--- EXCERPTED RECORDS ---

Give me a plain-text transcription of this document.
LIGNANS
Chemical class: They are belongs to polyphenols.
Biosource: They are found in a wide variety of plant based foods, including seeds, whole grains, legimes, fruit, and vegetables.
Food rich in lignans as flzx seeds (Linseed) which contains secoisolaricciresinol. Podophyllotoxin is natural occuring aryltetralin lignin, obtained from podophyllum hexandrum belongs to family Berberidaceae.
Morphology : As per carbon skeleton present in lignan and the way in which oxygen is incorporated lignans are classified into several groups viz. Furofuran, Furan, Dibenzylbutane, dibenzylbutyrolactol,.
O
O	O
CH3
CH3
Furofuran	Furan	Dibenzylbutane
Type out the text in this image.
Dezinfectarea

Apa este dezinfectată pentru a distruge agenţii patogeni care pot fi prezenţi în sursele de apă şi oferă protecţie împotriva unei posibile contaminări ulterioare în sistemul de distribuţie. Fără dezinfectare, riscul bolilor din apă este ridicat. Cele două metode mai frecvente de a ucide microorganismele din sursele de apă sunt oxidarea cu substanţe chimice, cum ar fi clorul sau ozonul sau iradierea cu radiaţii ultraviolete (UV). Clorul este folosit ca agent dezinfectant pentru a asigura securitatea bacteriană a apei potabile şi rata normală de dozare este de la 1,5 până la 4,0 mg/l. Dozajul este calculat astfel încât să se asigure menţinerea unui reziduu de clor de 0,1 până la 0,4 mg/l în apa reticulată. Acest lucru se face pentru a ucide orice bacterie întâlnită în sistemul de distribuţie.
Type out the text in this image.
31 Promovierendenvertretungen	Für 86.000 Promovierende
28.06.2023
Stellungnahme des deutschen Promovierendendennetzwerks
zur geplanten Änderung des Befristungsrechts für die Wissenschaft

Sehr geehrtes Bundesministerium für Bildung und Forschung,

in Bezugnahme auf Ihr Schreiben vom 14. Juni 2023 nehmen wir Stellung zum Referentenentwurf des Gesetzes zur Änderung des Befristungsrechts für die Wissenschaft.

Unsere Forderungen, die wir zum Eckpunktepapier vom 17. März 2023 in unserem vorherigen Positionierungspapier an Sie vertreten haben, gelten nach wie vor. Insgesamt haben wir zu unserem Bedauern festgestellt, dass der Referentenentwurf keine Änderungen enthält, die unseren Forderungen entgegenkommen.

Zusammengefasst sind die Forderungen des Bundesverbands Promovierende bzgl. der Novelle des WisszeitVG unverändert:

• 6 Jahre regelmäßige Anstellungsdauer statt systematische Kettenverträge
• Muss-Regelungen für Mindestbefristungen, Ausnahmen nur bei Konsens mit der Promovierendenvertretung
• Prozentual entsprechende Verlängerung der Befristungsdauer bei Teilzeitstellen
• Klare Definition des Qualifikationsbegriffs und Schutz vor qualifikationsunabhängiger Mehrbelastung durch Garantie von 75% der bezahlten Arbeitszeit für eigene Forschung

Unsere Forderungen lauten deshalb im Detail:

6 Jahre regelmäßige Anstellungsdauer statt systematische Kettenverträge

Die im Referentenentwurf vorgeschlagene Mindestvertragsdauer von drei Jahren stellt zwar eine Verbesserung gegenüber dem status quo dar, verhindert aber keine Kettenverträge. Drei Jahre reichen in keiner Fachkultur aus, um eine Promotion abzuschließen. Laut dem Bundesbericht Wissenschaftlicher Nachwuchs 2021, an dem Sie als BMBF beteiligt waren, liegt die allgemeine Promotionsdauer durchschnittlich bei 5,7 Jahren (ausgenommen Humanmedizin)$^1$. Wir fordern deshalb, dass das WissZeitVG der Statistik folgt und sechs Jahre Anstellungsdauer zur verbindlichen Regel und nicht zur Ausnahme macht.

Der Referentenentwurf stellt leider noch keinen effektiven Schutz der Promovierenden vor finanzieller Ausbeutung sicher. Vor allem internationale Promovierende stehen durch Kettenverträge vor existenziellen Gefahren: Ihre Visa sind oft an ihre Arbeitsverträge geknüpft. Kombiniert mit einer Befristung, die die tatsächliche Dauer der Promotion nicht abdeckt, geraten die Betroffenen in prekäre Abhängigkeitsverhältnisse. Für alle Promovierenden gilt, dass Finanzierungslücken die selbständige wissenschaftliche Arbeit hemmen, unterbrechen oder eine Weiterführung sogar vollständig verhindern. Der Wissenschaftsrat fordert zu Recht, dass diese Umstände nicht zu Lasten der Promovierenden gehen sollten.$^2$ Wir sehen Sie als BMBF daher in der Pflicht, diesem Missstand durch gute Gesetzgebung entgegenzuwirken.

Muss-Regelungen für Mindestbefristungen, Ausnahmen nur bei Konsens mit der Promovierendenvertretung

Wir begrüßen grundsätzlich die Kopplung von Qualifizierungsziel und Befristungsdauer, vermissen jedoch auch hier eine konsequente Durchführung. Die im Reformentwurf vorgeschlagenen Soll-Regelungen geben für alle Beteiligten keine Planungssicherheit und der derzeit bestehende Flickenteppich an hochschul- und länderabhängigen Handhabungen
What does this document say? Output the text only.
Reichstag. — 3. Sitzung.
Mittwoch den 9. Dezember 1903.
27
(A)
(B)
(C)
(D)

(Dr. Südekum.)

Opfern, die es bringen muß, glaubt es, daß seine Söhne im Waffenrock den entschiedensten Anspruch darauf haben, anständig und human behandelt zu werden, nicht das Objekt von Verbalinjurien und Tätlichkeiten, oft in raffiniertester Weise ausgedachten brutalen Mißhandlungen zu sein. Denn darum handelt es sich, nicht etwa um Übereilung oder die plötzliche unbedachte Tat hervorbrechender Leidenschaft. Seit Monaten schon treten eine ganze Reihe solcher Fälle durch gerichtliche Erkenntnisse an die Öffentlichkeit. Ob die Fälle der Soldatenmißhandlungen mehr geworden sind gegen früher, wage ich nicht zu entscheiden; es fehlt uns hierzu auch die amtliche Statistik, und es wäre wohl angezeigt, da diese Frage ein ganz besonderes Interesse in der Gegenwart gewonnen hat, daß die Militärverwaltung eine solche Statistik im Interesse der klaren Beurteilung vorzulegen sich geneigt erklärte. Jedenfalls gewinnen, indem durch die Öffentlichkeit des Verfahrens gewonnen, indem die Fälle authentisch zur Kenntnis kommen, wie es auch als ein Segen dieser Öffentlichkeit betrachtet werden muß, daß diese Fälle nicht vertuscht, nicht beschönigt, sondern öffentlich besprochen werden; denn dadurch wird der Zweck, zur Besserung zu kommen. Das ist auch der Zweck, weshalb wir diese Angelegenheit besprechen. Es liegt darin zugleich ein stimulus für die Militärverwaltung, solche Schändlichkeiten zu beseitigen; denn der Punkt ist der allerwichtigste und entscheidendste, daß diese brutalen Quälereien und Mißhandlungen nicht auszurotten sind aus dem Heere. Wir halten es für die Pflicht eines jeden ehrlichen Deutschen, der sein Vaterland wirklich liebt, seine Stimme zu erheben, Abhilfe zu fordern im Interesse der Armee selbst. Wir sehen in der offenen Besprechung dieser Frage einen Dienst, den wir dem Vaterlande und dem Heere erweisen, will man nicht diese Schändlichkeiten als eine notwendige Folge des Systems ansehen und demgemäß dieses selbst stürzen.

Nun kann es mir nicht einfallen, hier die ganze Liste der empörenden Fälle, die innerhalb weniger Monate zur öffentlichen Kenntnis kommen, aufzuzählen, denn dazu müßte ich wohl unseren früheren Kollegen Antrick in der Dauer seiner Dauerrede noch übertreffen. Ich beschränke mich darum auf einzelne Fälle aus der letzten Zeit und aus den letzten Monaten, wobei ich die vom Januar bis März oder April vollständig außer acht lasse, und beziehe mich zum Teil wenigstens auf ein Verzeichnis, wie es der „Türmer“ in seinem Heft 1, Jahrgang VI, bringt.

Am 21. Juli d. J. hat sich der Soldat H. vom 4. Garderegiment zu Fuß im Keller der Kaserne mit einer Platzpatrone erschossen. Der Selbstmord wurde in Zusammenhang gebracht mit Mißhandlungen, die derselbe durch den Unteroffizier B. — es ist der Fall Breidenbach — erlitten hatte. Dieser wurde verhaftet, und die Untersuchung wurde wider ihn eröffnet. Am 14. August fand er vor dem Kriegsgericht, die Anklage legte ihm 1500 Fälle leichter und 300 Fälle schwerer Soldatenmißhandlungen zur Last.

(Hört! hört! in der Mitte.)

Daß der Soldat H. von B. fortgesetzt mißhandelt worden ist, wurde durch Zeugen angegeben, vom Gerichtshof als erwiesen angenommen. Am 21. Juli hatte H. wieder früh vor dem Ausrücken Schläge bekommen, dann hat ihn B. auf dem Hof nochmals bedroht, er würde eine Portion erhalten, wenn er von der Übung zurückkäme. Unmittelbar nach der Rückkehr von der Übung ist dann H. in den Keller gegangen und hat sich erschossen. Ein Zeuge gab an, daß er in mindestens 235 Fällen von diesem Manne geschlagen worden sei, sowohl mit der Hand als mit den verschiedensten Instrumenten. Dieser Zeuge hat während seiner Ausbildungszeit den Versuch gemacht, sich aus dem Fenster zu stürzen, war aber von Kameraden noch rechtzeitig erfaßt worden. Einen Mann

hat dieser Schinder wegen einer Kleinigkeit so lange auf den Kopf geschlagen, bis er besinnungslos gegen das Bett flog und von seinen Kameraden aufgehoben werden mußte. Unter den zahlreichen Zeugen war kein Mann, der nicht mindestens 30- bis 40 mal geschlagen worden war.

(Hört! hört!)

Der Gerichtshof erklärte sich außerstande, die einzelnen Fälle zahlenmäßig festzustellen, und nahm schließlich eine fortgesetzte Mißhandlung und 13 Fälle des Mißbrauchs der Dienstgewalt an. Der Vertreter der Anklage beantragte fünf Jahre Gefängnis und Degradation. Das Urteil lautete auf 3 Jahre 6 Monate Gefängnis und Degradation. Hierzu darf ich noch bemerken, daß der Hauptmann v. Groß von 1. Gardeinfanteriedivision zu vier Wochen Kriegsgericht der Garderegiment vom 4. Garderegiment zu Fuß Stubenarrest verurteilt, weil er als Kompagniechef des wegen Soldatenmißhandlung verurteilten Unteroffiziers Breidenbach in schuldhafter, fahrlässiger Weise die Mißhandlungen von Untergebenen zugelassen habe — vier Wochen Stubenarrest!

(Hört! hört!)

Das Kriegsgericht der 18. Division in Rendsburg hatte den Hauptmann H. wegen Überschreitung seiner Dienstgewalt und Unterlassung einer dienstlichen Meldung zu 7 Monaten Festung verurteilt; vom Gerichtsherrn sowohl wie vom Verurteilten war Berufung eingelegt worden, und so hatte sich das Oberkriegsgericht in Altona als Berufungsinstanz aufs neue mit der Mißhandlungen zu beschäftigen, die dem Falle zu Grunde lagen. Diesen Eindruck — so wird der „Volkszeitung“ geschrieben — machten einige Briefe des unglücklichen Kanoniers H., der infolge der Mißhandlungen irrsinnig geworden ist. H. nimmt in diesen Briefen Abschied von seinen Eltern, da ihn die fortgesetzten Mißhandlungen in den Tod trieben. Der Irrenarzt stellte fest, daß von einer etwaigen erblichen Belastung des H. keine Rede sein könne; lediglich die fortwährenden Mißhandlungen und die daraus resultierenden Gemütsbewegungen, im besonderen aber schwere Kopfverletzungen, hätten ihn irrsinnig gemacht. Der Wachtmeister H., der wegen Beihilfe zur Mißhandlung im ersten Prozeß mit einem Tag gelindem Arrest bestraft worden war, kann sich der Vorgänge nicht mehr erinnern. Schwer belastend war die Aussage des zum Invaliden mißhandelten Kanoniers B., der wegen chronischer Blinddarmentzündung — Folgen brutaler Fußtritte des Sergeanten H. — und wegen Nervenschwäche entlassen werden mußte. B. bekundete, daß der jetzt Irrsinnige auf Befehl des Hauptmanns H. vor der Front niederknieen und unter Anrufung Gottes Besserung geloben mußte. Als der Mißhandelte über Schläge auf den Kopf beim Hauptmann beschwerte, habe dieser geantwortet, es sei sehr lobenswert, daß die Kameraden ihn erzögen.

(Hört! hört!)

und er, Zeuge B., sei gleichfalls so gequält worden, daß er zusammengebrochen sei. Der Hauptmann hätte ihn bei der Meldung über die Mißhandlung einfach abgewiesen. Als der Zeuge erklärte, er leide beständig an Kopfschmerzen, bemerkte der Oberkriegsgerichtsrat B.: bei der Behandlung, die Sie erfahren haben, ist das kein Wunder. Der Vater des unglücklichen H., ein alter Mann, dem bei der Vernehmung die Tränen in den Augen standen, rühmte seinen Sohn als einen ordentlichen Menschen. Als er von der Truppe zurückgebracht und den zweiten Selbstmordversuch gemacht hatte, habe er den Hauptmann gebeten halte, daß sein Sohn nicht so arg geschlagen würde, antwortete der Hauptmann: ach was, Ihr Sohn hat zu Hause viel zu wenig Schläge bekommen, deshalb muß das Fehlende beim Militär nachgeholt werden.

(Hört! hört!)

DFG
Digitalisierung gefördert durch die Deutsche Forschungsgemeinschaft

---

EXERCISE DETAILS:
What lines of the listing above hold "seeds"? Copy all of them.

RESPONSE BELOW:
Biosource: They are found in a wide variety of plant based foods, including seeds, whole grains, legimes, fruit, and vegetables.
Food rich in lignans as flzx seeds (Linseed) which contains secoisolaricciresinol. Podophyllotoxin is natural occuring aryltetralin lignin, obtained from podophyllum hexandrum belongs to family Berberidaceae.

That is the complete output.